[RECORDS PROVIDED start]
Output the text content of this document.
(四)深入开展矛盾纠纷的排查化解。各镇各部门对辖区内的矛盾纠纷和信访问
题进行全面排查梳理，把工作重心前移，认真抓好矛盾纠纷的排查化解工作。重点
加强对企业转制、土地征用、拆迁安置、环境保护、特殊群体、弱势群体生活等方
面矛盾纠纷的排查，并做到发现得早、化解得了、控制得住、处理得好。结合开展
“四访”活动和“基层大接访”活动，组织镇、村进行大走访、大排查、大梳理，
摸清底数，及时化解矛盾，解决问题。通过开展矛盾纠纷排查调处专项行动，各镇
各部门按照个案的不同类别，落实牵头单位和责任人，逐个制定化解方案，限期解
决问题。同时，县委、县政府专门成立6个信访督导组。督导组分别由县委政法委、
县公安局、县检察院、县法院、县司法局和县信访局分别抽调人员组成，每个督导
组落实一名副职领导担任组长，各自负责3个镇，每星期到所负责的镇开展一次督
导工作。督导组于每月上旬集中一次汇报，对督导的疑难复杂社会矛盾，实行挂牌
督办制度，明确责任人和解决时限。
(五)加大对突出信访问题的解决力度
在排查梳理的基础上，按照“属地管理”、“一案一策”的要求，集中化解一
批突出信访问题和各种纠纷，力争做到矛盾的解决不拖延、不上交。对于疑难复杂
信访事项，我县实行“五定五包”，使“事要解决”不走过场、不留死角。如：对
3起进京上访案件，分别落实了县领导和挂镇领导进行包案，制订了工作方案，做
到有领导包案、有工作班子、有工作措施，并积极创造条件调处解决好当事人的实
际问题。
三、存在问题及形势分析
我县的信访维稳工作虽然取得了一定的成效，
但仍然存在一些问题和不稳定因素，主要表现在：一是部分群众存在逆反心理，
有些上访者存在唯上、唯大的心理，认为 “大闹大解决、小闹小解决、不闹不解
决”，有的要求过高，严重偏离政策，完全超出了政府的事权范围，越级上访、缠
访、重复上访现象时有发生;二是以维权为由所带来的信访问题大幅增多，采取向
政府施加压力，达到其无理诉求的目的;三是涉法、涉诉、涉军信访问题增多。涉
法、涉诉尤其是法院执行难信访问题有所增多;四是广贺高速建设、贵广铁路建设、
[RECORDS PROVIDED end]
[RECORDS PROVIDED start]
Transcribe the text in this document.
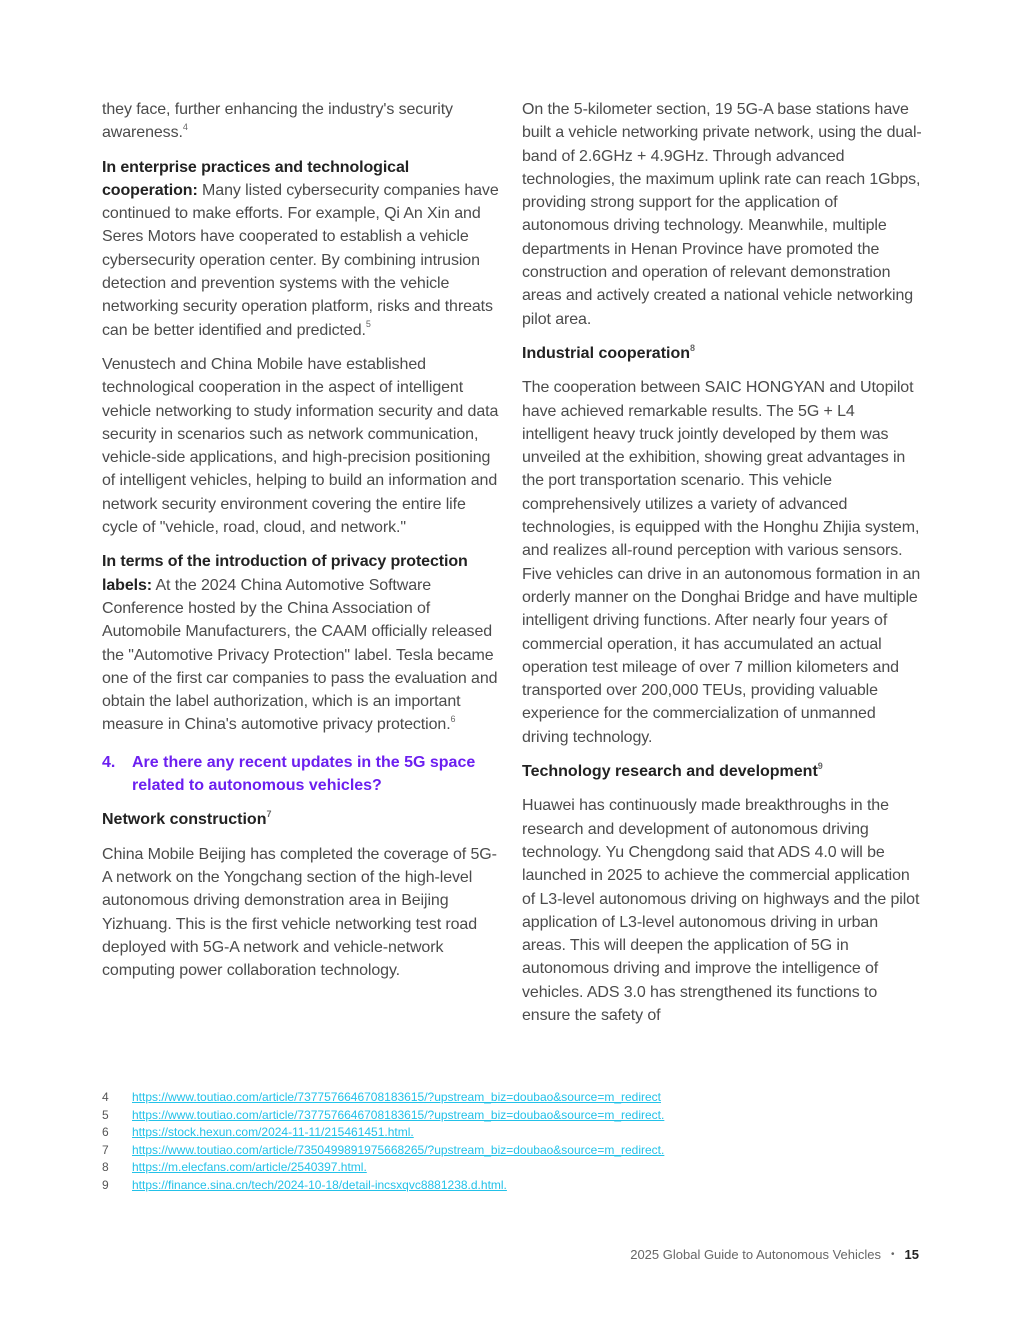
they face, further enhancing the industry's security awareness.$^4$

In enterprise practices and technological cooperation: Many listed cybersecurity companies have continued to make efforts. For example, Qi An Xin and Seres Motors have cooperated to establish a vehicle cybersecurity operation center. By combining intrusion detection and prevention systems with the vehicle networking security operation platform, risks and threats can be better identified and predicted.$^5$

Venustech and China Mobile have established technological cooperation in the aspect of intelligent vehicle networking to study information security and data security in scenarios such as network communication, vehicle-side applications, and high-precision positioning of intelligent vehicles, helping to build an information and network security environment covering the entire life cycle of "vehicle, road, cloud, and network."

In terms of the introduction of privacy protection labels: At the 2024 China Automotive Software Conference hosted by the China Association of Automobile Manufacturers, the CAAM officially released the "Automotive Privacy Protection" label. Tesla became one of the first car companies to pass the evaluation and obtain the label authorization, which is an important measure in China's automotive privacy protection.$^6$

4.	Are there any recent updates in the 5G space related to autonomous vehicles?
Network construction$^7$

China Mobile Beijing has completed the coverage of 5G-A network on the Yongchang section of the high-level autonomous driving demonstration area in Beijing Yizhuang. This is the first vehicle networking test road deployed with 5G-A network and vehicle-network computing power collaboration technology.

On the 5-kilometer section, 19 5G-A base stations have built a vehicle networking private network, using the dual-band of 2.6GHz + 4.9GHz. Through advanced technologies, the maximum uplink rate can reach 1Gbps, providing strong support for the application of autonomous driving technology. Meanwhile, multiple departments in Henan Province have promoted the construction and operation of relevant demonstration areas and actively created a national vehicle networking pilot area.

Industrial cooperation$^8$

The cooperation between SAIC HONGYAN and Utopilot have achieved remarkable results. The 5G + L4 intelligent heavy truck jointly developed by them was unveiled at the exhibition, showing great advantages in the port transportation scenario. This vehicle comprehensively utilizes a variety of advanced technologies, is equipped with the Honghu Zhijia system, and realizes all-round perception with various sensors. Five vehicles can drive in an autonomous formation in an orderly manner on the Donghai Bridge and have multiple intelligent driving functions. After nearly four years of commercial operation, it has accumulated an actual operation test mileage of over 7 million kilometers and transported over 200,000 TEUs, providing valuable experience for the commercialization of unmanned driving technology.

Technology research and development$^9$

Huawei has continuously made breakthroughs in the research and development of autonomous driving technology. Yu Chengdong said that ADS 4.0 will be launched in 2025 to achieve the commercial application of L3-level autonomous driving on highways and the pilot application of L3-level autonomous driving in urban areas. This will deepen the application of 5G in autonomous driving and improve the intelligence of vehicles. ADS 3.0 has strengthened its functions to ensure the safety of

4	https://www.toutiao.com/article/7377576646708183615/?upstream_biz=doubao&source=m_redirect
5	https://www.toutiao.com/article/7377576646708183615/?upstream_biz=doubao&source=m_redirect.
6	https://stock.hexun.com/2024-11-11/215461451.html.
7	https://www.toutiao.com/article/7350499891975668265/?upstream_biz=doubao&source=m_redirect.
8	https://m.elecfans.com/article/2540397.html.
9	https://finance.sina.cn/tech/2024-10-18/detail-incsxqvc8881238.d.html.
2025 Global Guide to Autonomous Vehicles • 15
[RECORDS PROVIDED end]
#### [AIM]
Select every line in the material above where the string "text" occurs, and copy it.

#### [EXPECTED ANSWER]
Output the text content of this document.
Transcribe the text in this document.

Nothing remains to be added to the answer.